■ Data supplied
***
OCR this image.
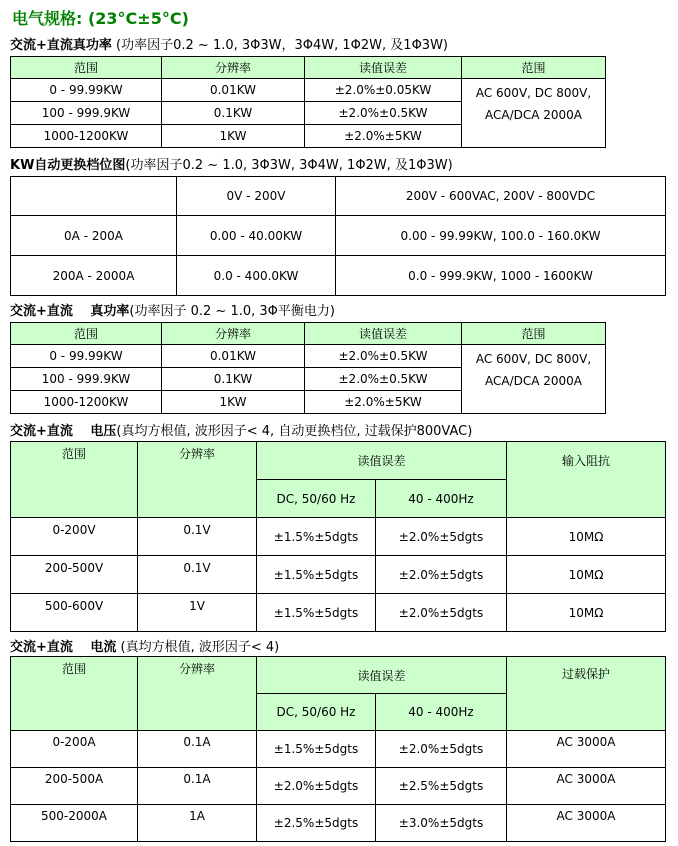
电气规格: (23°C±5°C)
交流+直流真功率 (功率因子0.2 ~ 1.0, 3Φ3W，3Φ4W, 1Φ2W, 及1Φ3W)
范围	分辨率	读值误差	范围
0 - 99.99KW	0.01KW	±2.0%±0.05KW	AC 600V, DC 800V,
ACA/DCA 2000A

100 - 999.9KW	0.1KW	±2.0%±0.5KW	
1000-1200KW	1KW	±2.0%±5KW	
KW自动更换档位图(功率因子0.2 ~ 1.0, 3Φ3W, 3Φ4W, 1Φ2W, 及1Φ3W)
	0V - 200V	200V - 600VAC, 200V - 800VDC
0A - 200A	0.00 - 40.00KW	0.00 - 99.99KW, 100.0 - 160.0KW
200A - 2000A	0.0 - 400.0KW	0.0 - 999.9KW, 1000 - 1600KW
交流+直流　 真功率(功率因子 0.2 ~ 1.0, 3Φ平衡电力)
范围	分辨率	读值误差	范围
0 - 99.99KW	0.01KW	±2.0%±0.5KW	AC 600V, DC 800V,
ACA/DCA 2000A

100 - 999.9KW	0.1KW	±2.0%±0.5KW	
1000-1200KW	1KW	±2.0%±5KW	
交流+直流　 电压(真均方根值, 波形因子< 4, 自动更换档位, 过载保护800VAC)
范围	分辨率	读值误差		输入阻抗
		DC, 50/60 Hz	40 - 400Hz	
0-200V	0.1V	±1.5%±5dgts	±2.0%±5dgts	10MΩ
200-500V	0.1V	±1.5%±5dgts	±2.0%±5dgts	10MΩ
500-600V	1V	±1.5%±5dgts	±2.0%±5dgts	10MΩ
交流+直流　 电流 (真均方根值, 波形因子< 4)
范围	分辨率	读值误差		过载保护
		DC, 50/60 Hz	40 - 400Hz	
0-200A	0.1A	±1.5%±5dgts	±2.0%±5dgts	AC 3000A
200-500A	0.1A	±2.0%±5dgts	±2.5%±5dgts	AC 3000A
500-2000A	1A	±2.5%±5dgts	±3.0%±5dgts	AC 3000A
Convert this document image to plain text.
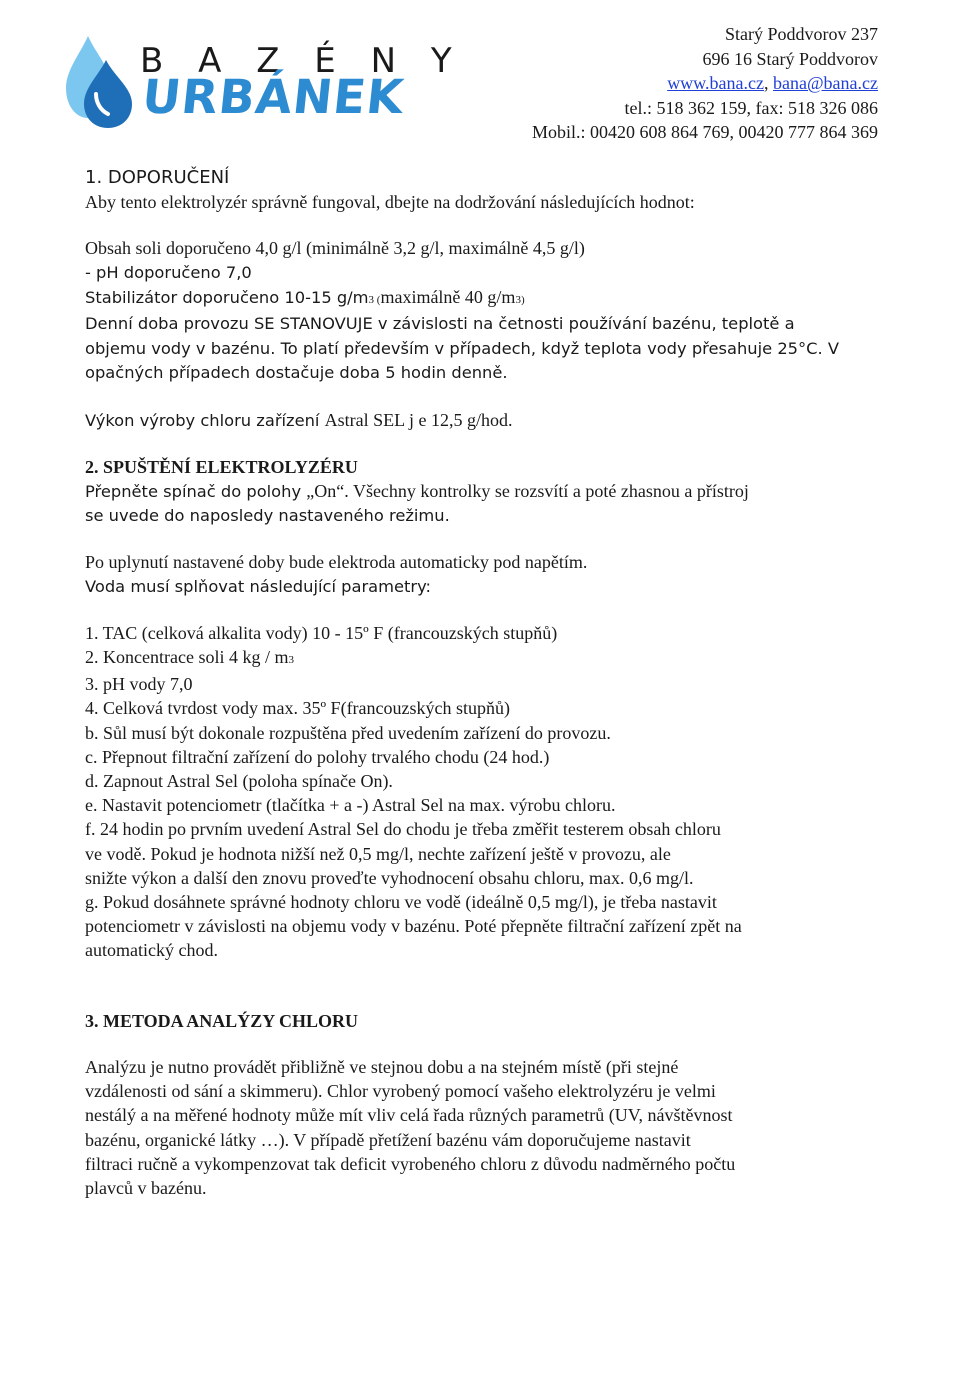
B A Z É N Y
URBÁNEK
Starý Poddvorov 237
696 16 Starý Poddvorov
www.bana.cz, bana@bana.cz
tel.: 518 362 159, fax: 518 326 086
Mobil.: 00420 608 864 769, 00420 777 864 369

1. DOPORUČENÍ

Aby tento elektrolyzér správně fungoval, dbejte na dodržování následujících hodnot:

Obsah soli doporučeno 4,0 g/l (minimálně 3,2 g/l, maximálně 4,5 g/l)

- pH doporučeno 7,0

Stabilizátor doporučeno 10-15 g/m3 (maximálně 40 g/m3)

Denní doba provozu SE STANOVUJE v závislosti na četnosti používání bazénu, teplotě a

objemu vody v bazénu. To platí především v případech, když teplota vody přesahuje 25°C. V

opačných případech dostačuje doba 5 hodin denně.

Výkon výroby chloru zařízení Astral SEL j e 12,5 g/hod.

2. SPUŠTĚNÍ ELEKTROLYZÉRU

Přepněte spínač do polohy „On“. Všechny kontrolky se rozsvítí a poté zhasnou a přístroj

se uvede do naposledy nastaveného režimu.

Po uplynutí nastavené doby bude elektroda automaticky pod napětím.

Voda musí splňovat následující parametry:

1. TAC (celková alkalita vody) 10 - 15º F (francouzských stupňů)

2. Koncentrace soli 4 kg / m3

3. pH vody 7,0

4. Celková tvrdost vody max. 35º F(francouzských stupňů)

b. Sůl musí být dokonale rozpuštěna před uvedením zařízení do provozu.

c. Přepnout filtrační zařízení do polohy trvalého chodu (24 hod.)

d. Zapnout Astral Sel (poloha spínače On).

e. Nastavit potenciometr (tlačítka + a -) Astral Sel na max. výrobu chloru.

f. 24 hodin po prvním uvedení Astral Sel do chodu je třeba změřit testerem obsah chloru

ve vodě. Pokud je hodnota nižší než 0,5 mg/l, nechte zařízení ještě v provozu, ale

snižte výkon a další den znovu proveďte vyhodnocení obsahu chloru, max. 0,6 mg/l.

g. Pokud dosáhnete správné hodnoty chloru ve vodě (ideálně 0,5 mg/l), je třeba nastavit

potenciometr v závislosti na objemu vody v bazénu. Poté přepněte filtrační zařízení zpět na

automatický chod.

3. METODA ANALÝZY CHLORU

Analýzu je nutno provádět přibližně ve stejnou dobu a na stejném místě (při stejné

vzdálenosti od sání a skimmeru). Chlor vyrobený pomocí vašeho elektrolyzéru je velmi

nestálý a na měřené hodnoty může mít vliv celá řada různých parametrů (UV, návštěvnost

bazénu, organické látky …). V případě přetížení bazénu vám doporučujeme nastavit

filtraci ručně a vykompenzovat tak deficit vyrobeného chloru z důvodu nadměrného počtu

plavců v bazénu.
***
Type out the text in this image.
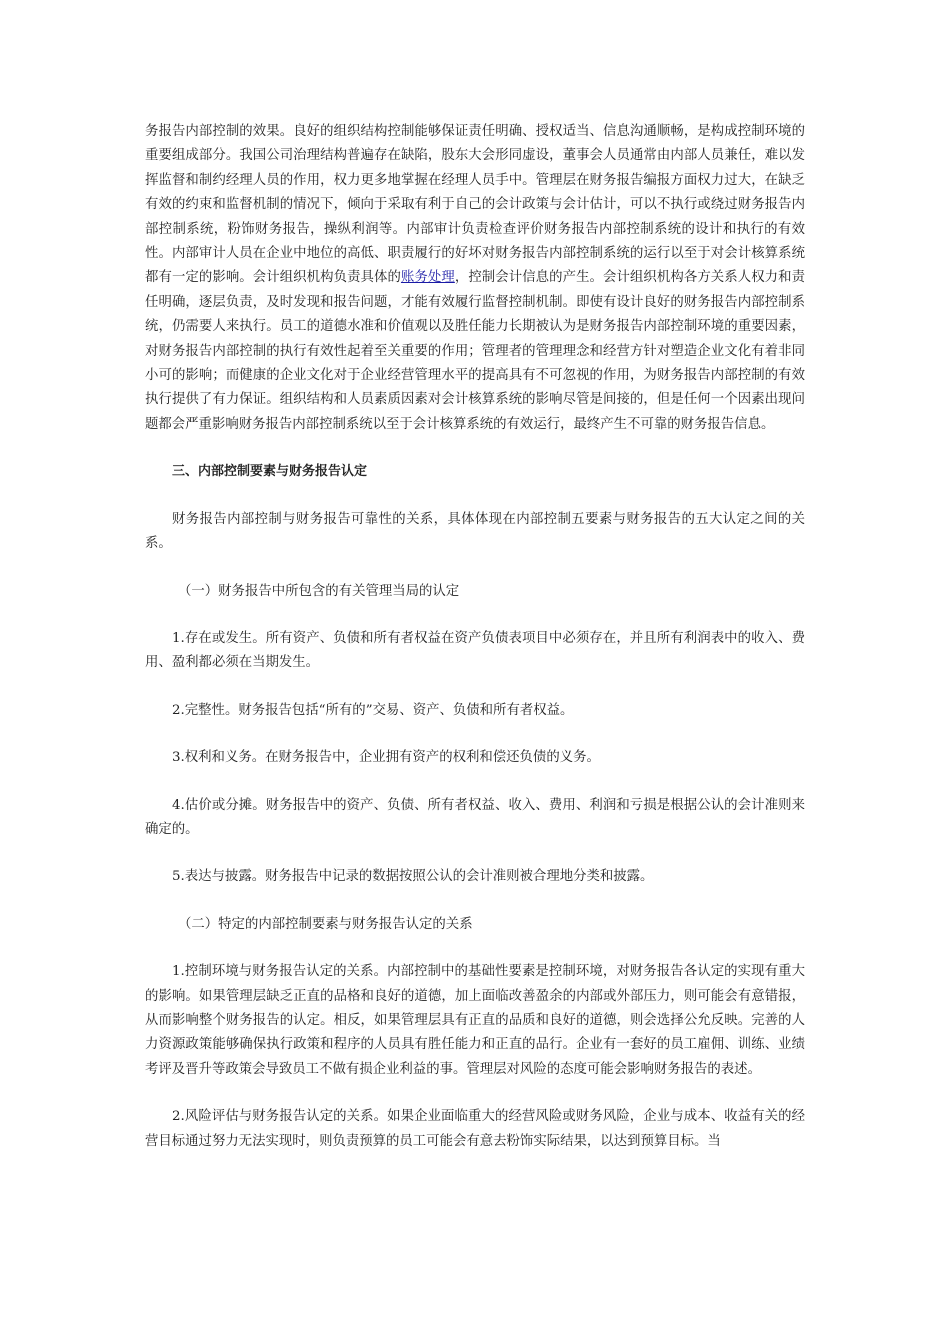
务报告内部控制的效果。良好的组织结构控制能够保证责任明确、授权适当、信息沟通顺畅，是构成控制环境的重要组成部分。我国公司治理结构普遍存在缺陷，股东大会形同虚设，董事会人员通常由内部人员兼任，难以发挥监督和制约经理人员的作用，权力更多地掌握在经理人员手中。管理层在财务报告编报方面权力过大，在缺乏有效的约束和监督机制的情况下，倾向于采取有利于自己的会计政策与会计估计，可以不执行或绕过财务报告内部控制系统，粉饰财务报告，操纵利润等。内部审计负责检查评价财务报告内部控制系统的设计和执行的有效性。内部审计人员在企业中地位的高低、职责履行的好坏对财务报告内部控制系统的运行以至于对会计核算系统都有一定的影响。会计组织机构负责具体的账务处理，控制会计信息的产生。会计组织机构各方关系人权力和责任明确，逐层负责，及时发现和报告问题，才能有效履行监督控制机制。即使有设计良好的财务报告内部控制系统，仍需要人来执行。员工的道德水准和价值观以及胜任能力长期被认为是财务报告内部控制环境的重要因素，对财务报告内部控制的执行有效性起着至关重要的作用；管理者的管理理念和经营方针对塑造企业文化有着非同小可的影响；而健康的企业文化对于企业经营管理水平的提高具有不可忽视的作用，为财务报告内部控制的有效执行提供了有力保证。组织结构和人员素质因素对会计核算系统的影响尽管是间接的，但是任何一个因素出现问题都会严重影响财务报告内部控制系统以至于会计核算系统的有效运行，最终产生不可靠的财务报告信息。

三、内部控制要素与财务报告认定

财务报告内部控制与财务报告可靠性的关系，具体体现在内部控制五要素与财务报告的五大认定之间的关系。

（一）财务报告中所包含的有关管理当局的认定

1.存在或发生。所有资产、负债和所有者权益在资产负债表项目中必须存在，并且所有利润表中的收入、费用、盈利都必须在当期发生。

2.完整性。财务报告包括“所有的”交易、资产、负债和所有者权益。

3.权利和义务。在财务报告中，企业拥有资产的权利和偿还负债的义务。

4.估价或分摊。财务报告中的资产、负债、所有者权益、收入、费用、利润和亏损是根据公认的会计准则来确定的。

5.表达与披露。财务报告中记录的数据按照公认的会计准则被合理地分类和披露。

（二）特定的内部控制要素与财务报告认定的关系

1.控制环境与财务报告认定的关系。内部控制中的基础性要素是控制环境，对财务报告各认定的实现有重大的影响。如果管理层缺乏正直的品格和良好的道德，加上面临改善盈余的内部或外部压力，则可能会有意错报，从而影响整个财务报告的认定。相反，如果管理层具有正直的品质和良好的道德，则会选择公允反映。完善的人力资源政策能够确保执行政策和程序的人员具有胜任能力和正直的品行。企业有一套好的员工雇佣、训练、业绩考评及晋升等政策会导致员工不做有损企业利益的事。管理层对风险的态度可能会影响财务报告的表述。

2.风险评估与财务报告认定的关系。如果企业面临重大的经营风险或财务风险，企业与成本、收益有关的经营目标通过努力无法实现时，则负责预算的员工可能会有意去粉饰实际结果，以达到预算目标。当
***
■ Given request
Look through the data and gather every line with the string "případech" in it.

■ Written solution
objemu vody v bazénu. To platí především v případech, když teplota vody přesahuje 25°C. V
opačných případech dostačuje doba 5 hodin denně.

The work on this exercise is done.